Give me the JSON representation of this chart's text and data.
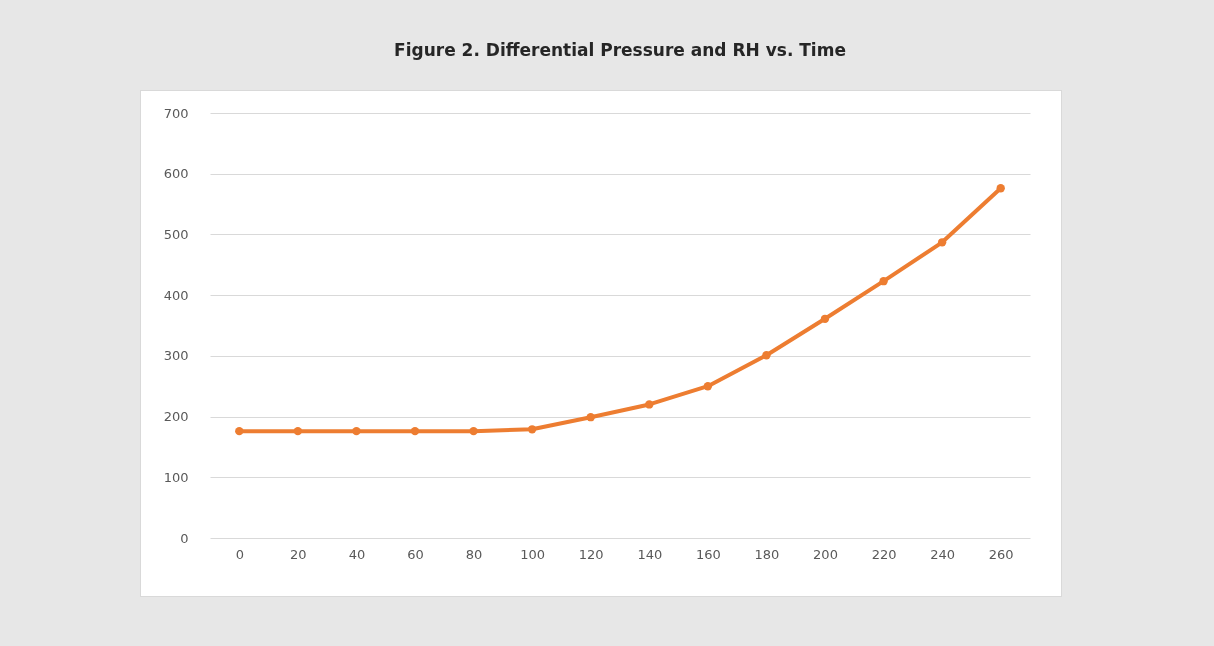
{
  "chart_data": {
    "type": "line",
    "title": "Figure 2. Differential Pressure and RH vs. Time",
    "categories": [
      "0",
      "20",
      "40",
      "60",
      "80",
      "100",
      "120",
      "140",
      "160",
      "180",
      "200",
      "220",
      "240",
      "260"
    ],
    "series": [
      {
        "color": "#ed7d31",
        "values": [
          176,
          176,
          176,
          176,
          176,
          179,
          199,
          220,
          250,
          301,
          361,
          423,
          487,
          576
        ]
      }
    ],
    "ylim": [
      0,
      700
    ],
    "yticks": [
      0,
      100,
      200,
      300,
      400,
      500,
      600,
      700
    ],
    "grid": "y",
    "marker": "circle",
    "line_style": "solid",
    "legend": false
  }
}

Task: Reproduce each entry precisely. Leave the pictures out.

Complete response:
Give me the JSON representation of this chart's text and data.
{
  "chart_data": {
    "type": "line",
    "title": "Figure 2. Differential Pressure and RH vs. Time",
    "categories": [
      "0",
      "20",
      "40",
      "60",
      "80",
      "100",
      "120",
      "140",
      "160",
      "180",
      "200",
      "220",
      "240",
      "260"
    ],
    "series": [
      {
        "color": "#ed7d31",
        "values": [
          176,
          176,
          176,
          176,
          176,
          179,
          199,
          220,
          250,
          301,
          361,
          423,
          487,
          576
        ]
      }
    ],
    "ylim": [
      0,
      700
    ],
    "yticks": [
      0,
      100,
      200,
      300,
      400,
      500,
      600,
      700
    ],
    "grid": "y",
    "marker": "circle",
    "line_style": "solid",
    "legend": false
  }
}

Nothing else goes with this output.